▶ TEXT PROVIDED:
——
To this we can add the most recent trouble to visit the copper market, ie., resource nationalism in South America and the Democratic Republic of Congo (DRC) surrently the focal points of global copper mining.

With the copper price soaring on tight supply and heavy demand, as the world’s biggest economies revive following a year of coronavirus-related restrictions, the temptation for producer nations to cash in on more valuable copper reserves to pay for social programs is proving hard to resist.

Chile and Peru, the number one and two producers, are both seeking to raise the royalty tax on copper miners, while in the DRC, Africa’s top copper-mining country, the government has just slapped a ban on the export of copper and cobalt concentrates — an action almost identical to what has happened in Indonesia with nickel.

Adding to these events, potential strikes at BHP’s Spence and Escondida mines in Chile are seemingly always fueling concerns about copper supply.

In Chile, presidential hopeful Daniel Jadue, who leads in polls ahead of the November election, wants to align mining rules with Peru, Argentina and Bolivia, so they don’t compete for investments, he said last week in an interview.

The Communist Party President would also renegotiate with foreign companies to take stakes in their assets, in what Bloomberg describes as the industry’s biggest disruption since U.S.-owned mines were nationalized to form Codelco in the 1970s.

The South American nation is fast becoming a liability for copper miners.

Triggered by the worst social unrest in a generation, anchored in rampant inequality, the country reportedly has just elected an assembly that will place responsibility for writing a new constitution in the hands of the left wing.

The reforms could give more power to indigenous communities and expand water rights, including a potential ban on mining in areas where there are glaciers, along with increased state ownership of water desalinated by mining companies.
——
▶ EXERCISE DATA:
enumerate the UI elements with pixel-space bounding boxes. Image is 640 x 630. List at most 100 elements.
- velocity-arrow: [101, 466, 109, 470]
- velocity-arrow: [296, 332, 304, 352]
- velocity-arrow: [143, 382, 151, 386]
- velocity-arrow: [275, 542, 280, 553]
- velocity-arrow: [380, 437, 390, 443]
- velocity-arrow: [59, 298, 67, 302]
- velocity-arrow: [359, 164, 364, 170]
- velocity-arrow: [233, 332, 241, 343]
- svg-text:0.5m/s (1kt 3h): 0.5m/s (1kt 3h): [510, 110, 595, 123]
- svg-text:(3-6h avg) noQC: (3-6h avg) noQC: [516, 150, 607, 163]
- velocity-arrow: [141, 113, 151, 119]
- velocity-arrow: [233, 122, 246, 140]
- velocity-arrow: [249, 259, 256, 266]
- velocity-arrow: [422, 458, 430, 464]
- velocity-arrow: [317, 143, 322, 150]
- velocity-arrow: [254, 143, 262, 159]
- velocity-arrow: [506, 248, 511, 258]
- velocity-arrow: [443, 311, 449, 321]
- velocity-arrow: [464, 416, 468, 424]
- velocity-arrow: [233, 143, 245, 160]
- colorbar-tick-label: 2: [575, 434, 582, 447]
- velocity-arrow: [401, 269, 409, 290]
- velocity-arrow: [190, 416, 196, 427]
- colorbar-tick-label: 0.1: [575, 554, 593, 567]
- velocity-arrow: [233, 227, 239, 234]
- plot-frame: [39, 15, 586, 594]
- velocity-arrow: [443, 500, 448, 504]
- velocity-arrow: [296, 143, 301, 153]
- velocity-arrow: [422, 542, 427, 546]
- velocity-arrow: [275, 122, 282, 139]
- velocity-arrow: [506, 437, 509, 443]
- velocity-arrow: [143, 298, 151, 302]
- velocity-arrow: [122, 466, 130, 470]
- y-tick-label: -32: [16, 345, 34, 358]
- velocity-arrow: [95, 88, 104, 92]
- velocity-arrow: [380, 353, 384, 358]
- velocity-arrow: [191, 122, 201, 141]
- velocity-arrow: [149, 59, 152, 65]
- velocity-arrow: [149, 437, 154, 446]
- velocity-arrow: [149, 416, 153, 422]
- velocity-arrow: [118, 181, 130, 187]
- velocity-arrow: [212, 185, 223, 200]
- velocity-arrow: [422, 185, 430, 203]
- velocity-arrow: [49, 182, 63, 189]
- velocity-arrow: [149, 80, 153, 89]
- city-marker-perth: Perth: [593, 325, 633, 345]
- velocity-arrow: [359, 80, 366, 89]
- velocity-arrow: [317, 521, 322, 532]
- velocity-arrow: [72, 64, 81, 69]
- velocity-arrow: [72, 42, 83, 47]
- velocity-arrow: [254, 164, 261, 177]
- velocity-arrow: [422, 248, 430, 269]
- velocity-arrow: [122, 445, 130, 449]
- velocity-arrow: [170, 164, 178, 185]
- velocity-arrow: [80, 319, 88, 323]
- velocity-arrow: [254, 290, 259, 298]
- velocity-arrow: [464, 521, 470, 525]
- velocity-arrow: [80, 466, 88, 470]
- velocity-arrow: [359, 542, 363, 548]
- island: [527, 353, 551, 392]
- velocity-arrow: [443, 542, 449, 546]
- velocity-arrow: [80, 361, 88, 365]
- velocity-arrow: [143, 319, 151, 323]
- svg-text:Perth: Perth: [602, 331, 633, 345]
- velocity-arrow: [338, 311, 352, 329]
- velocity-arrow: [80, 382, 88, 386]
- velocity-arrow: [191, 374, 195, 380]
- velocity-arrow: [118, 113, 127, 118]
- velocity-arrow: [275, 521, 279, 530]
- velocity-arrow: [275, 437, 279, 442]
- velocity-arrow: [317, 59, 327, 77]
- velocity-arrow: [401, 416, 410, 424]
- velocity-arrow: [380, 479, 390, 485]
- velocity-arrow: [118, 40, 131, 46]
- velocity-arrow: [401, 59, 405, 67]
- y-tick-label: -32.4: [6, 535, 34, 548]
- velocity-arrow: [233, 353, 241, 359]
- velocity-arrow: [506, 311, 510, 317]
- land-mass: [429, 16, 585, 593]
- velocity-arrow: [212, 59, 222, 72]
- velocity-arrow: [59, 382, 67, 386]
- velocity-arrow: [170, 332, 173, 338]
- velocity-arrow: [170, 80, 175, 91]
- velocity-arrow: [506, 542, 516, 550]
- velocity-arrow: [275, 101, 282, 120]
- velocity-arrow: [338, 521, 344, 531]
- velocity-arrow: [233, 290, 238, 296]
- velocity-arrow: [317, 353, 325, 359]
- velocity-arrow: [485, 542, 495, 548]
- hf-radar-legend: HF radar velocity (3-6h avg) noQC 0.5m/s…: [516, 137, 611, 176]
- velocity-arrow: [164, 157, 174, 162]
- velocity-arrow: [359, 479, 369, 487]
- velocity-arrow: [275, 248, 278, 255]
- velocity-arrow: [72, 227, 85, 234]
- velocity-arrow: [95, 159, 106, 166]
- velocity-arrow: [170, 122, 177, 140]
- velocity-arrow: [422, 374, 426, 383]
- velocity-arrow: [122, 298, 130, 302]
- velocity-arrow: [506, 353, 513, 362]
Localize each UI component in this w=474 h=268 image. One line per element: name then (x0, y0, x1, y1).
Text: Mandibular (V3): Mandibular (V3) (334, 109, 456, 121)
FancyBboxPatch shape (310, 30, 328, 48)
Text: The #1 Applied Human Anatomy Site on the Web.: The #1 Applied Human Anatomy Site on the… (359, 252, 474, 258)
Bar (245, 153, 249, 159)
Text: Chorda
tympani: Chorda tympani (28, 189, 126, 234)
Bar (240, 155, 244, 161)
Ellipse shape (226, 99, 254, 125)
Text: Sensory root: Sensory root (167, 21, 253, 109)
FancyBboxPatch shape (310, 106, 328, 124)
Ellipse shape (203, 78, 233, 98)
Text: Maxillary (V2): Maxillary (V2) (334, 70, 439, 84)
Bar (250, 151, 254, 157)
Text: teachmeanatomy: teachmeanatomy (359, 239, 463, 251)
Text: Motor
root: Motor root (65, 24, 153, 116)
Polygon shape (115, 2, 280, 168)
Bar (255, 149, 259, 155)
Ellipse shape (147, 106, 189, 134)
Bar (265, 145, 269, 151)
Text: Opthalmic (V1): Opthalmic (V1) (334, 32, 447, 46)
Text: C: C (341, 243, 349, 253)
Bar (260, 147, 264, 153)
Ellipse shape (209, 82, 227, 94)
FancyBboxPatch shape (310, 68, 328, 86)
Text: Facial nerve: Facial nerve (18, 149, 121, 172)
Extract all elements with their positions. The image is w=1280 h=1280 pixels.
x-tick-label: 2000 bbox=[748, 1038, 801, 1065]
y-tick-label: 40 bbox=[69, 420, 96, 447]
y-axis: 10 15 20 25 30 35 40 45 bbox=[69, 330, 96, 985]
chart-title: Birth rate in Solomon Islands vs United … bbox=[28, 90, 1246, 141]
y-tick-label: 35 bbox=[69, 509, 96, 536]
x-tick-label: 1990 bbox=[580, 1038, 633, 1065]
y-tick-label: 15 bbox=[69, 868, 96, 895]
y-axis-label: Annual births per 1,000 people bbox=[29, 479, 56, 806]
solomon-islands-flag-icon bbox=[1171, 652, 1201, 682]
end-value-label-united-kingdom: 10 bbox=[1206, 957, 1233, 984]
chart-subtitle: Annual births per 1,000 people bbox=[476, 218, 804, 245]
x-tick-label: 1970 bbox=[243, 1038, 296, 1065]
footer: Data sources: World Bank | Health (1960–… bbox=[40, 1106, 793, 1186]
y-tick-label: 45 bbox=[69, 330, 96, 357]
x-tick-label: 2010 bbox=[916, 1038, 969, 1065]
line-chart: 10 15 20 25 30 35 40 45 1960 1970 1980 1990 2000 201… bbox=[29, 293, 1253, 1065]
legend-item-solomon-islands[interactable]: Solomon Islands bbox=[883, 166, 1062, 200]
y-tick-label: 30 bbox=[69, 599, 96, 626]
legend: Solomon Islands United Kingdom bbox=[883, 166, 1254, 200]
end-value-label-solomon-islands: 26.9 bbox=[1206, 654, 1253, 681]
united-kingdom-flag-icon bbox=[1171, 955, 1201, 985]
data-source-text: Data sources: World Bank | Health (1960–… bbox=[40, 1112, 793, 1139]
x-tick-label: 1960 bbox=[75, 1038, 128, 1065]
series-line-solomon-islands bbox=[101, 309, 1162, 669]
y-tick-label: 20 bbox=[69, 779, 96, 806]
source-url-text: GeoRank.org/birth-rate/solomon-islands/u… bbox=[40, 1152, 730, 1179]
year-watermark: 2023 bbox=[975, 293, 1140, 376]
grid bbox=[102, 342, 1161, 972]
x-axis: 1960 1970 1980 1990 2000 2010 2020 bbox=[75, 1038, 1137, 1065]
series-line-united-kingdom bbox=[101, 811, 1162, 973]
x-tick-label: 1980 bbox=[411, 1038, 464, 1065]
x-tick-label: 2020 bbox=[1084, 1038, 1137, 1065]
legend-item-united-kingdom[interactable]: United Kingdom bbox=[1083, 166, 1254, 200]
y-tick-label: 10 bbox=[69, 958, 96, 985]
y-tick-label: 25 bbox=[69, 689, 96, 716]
——
▶ DIRECTIONS:
• a. In the text on copper supply, what has the government of the DRC banned?
• b. Reproduce the copper-supply text from "With the copper" to "Indonesia with nickel." without changes.
• c. For each statement below, decide whether the copper-supply text supports it. Answer yes or no, and quote the words from the text that settle it.
(i) Chile and Peru are the world's top two copper producers.
(ii) Daniel Jadue trails in the polls ahead of the November election.
(iii) The reforms could include a ban on mining in areas where there are glaciers.

▶ ACTIVITY ANSWERS:
• a. It has banned the export of copper and cobalt concentrates.

• b.
With the copper price soaring on tight supply and heavy demand, as the world’s biggest economies revive following a year of coronavirus-related restrictions, the temptation for producer nations to cash in on more valuable copper reserves to pay for social programs is proving hard to resist.

Chile and Peru, the number one and two producers, are both seeking to raise the royalty tax on copper miners, while in the DRC, Africa’s top copper-mining country, the government has just slapped a ban on the export of copper and cobalt concentrates — an action almost identical to what has happened in Indonesia with nickel.

• c.
(i) Yes: "Chile and Peru, the number one and two producers"
(ii) No: "who leads in polls ahead of the November election"
(iii) Yes: "a potential ban on mining in areas where there are glaciers"